Make a tally of the lines in the records that include the string "Rating", and give only that number.

▶ _Record set_
▶
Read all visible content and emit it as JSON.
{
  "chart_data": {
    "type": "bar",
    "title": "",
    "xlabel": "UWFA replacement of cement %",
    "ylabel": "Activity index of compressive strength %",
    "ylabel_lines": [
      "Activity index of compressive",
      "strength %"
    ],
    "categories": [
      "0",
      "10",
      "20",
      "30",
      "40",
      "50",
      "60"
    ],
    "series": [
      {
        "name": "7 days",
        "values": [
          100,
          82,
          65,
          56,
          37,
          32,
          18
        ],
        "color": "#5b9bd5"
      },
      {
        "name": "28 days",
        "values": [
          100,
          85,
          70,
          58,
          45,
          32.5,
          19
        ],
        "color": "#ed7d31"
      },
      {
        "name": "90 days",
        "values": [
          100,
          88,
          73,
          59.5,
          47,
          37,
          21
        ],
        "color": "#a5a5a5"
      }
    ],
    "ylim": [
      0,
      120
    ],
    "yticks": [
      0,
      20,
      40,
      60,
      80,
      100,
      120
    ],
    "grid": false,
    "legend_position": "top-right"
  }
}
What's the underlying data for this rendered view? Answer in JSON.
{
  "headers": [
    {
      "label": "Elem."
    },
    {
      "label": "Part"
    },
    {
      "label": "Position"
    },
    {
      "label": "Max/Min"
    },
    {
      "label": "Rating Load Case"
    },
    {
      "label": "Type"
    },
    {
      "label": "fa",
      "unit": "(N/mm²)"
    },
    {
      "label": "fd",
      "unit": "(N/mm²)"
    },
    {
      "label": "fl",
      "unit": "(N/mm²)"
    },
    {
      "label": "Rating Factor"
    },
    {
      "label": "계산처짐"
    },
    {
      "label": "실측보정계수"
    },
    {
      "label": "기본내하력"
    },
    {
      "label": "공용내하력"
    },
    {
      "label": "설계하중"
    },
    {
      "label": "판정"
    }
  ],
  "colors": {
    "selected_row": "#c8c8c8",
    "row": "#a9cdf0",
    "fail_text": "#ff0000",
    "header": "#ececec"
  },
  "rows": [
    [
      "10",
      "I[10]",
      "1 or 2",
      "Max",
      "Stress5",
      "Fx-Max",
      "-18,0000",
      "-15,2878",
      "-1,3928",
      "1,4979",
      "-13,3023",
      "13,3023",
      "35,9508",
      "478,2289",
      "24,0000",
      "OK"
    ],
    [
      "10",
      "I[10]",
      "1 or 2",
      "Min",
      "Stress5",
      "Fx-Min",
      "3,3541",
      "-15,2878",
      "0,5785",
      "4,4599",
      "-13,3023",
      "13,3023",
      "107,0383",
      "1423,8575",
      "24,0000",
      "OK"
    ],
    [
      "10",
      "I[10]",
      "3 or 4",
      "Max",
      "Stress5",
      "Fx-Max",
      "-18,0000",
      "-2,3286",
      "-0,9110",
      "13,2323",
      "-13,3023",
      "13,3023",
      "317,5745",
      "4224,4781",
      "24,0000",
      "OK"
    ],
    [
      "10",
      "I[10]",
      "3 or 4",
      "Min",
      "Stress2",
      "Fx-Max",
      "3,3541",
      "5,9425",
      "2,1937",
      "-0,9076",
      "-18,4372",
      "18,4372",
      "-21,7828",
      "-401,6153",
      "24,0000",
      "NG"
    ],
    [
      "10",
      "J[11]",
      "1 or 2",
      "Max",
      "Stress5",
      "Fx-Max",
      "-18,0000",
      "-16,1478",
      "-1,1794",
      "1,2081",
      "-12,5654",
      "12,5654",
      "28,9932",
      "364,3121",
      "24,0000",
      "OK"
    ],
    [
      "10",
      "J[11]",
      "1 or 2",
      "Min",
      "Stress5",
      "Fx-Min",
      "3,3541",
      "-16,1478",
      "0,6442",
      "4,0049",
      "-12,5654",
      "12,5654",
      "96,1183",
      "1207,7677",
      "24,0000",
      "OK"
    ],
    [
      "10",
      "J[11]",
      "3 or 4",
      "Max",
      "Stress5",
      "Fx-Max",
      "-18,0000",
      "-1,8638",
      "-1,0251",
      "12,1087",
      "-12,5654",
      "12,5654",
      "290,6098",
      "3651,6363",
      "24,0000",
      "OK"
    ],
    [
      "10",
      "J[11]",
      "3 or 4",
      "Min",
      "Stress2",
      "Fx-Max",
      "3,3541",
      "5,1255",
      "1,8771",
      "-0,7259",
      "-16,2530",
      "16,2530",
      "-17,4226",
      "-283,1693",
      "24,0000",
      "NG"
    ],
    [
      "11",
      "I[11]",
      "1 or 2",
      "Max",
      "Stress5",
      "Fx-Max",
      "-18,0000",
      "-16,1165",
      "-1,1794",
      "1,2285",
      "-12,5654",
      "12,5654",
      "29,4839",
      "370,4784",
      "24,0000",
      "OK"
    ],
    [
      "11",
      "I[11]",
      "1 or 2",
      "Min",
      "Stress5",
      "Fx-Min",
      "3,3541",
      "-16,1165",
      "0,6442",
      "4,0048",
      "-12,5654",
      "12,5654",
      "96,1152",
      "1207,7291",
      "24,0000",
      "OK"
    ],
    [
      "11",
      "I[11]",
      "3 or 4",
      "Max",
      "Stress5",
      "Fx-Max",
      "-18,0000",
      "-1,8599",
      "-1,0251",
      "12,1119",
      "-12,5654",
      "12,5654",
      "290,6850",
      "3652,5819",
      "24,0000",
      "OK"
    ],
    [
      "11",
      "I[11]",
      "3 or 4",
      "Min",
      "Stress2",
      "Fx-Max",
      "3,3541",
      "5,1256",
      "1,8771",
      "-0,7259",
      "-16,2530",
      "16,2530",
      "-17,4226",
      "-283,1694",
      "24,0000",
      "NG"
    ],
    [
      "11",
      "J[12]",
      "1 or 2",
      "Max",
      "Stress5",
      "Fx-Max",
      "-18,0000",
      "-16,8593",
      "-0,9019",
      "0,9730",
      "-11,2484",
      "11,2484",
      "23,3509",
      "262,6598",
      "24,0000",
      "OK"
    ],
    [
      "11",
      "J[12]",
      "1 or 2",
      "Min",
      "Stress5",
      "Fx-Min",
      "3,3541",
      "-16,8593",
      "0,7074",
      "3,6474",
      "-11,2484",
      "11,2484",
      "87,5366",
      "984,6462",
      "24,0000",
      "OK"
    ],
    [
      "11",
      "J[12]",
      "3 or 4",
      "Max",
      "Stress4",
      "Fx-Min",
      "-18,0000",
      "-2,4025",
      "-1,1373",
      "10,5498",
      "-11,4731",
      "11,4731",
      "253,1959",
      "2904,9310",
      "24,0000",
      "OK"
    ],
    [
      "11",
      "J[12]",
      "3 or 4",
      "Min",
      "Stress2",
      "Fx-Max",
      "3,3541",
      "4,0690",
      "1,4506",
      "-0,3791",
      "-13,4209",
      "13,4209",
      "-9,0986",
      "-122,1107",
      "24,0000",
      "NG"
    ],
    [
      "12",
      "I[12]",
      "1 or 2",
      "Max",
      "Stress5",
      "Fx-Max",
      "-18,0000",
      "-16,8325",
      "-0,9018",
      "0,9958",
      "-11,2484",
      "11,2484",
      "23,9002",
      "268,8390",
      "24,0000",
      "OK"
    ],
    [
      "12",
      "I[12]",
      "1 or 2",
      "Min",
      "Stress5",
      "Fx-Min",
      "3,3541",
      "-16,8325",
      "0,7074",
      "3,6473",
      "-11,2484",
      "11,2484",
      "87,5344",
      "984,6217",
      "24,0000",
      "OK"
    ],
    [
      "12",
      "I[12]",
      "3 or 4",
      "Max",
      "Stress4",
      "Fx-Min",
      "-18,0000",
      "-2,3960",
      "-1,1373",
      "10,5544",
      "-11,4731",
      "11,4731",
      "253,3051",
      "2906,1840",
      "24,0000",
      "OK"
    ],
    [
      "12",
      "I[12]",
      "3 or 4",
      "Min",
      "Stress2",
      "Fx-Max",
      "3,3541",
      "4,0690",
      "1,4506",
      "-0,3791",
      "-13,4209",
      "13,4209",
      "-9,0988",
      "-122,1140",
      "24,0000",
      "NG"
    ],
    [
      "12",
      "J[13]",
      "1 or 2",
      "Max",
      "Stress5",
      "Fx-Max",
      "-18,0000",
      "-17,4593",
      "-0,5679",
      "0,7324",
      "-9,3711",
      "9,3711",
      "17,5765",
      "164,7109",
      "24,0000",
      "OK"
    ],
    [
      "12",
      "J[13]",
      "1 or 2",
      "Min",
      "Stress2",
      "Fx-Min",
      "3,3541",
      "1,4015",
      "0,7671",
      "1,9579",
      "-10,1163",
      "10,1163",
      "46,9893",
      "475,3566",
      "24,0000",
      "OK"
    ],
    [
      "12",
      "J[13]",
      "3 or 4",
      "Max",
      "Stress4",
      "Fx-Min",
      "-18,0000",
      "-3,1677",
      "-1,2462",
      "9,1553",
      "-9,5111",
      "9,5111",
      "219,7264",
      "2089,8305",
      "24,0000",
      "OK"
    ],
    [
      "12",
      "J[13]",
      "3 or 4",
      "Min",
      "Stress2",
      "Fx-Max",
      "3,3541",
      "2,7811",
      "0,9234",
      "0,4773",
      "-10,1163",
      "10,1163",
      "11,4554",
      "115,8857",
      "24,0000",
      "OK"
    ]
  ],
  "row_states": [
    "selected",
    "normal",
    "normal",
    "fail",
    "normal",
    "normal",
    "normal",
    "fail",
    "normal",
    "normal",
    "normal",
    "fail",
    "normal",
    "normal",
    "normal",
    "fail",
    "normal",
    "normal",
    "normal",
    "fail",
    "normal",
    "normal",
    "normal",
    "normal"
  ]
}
◀
▶ _Correct result_
2